[Begin Records for the exercise]

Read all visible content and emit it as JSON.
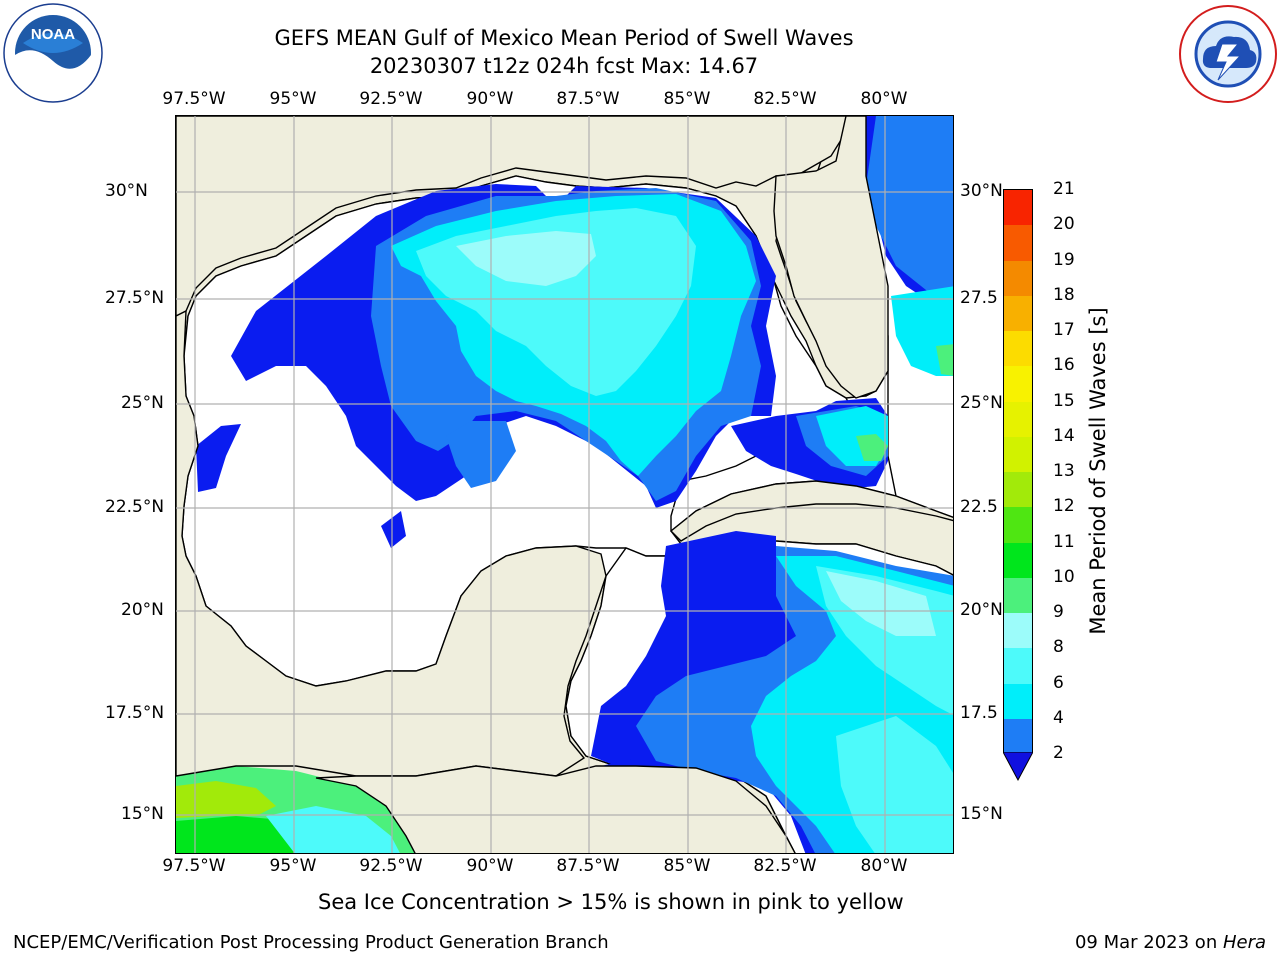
{
  "title": {
    "line1": "GEFS MEAN Gulf of Mexico Mean Period of Swell Waves",
    "line2": "20230307 t12z 024h fcst   Max: 14.67"
  },
  "logos": {
    "left": {
      "icon": "noaa-logo-icon",
      "text": "NOAA",
      "ring_text": "NATIONAL OCEANIC AND ATMOSPHERIC ADMINISTRATION · U.S. DEPARTMENT OF COMMERCE"
    },
    "right": {
      "icon": "nws-logo-icon",
      "ring_text": "NATIONAL WEATHER SERVICE"
    }
  },
  "map": {
    "lon_ticks": [
      "97.5°W",
      "95°W",
      "92.5°W",
      "90°W",
      "87.5°W",
      "85°W",
      "82.5°W",
      "80°W"
    ],
    "lat_ticks_left": [
      "30°N",
      "27.5°N",
      "25°N",
      "22.5°N",
      "20°N",
      "17.5°N",
      "15°N"
    ],
    "lat_ticks_right": [
      "30°N",
      "27.5",
      "25°N",
      "22.5",
      "20°N",
      "17.5",
      "15°N"
    ],
    "extent": {
      "lon_min": -98.0,
      "lon_max": -78.2,
      "lat_min": 14.0,
      "lat_max": 31.8
    },
    "land_color": "#efeedd",
    "grid_color": "#b0b0b0"
  },
  "colorbar": {
    "label": "Mean Period of Swell Waves [s]",
    "tick_labels": [
      "21",
      "20",
      "19",
      "18",
      "17",
      "16",
      "15",
      "14",
      "13",
      "12",
      "11",
      "10",
      "9",
      "8",
      "6",
      "4",
      "2"
    ],
    "levels": [
      2,
      4,
      6,
      8,
      9,
      10,
      11,
      12,
      13,
      14,
      15,
      16,
      17,
      18,
      19,
      20,
      21
    ],
    "colors": [
      "#0a1cf0",
      "#1e7df5",
      "#00eefa",
      "#4dfafa",
      "#9cfcfa",
      "#4cf07c",
      "#00e61c",
      "#4fe612",
      "#a2ea0a",
      "#d1f200",
      "#e6f200",
      "#f8f200",
      "#fcdc00",
      "#f8b000",
      "#f48a00",
      "#f85a00",
      "#f82400",
      "#f00000"
    ],
    "under_color": "#1010e0"
  },
  "footer": {
    "note": "Sea Ice Concentration > 15% is shown in pink to yellow",
    "left": "NCEP/EMC/Verification Post Processing Product Generation Branch",
    "right_date": "09 Mar 2023 on ",
    "right_machine": "Hera"
  }
}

[End Records for the exercise]

Take every line above carrying "icon" and return it.

= Problem solution =
      "icon": "noaa-logo-icon",
      "icon": "nws-logo-icon",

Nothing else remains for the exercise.